▶ SET PROBLEM
Copy out all lines that carry the word "text".

═══ INPUT

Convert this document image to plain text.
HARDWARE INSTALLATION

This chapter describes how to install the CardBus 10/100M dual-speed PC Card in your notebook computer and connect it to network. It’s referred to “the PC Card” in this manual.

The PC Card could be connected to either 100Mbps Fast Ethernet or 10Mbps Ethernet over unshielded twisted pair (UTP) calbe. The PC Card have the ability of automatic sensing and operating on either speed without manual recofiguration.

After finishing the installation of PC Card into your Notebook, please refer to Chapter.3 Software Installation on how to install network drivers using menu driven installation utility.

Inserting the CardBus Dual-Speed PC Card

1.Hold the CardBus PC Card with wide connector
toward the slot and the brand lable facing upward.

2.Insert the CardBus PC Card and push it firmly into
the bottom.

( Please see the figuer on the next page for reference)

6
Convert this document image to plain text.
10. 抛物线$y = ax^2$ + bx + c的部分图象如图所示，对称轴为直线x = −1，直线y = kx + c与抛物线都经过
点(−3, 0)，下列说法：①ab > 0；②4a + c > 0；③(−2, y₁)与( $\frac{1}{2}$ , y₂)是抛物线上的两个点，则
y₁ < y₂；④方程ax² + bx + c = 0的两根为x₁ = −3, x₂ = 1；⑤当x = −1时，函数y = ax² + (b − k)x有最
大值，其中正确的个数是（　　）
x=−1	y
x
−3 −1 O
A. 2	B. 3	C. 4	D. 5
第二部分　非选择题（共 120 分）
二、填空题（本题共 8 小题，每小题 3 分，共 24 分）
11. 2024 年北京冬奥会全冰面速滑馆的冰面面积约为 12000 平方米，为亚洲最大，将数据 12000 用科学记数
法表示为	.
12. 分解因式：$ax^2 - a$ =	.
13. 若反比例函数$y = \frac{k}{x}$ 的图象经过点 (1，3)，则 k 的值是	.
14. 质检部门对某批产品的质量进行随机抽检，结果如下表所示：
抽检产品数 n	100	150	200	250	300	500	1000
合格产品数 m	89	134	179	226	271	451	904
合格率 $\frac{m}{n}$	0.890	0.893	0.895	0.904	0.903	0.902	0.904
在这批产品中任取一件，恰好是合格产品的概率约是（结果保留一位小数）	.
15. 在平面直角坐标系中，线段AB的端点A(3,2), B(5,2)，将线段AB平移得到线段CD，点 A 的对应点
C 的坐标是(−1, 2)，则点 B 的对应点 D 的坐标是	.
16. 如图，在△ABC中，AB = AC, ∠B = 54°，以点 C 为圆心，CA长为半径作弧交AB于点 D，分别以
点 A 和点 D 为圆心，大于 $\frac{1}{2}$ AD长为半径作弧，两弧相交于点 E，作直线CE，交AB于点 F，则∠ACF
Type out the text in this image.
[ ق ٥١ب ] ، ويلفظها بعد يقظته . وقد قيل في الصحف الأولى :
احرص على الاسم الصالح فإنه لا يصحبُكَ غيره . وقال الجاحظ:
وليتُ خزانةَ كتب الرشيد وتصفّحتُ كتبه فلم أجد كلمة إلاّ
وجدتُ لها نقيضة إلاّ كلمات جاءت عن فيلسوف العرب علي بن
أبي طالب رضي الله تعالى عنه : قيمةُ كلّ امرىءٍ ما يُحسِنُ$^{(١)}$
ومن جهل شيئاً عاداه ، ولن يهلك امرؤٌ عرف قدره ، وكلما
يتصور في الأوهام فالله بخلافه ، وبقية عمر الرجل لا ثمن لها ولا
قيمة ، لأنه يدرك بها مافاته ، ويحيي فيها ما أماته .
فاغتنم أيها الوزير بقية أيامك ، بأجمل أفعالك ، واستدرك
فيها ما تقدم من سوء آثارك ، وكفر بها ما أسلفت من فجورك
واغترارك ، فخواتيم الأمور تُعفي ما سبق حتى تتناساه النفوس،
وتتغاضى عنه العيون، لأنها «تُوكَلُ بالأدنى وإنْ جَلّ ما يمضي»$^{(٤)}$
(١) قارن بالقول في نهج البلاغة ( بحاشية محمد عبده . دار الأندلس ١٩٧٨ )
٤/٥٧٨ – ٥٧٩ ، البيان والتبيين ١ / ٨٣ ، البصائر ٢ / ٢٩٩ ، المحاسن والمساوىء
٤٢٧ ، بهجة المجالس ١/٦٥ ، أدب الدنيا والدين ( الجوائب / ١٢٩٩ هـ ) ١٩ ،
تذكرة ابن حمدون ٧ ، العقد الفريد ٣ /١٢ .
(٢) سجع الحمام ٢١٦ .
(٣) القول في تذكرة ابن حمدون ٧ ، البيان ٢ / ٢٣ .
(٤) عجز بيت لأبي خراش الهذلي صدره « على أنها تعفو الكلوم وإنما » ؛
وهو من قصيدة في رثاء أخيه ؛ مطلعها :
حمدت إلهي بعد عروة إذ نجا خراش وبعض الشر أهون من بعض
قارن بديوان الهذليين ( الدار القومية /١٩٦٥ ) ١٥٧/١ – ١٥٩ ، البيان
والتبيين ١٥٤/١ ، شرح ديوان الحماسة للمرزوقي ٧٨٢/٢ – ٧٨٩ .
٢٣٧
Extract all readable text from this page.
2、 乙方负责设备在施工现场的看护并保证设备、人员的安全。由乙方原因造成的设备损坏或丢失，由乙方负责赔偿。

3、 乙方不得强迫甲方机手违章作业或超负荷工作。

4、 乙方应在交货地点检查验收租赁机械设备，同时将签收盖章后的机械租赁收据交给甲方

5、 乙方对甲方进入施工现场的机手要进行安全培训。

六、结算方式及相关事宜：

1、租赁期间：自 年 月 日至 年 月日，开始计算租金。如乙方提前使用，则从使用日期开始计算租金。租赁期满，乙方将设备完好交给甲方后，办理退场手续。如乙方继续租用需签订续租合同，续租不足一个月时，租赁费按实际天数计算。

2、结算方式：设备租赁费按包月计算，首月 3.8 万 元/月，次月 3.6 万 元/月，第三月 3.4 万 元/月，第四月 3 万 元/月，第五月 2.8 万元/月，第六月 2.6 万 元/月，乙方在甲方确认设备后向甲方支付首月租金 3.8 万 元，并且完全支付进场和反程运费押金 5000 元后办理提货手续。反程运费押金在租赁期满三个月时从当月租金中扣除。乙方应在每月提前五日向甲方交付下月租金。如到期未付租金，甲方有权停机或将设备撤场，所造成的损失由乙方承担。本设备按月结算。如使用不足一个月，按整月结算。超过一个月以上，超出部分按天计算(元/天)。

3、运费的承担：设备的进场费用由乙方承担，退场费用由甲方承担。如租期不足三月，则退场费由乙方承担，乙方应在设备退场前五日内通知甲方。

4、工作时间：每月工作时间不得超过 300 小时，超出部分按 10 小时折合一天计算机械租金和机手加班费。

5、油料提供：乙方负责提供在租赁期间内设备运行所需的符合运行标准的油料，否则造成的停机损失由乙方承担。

══════

▶ COMPLETED EXERCISE
Convert this document image to plain text.
Convert this document image to plain text.
Type out the text in this image.
Extract all readable text from this page.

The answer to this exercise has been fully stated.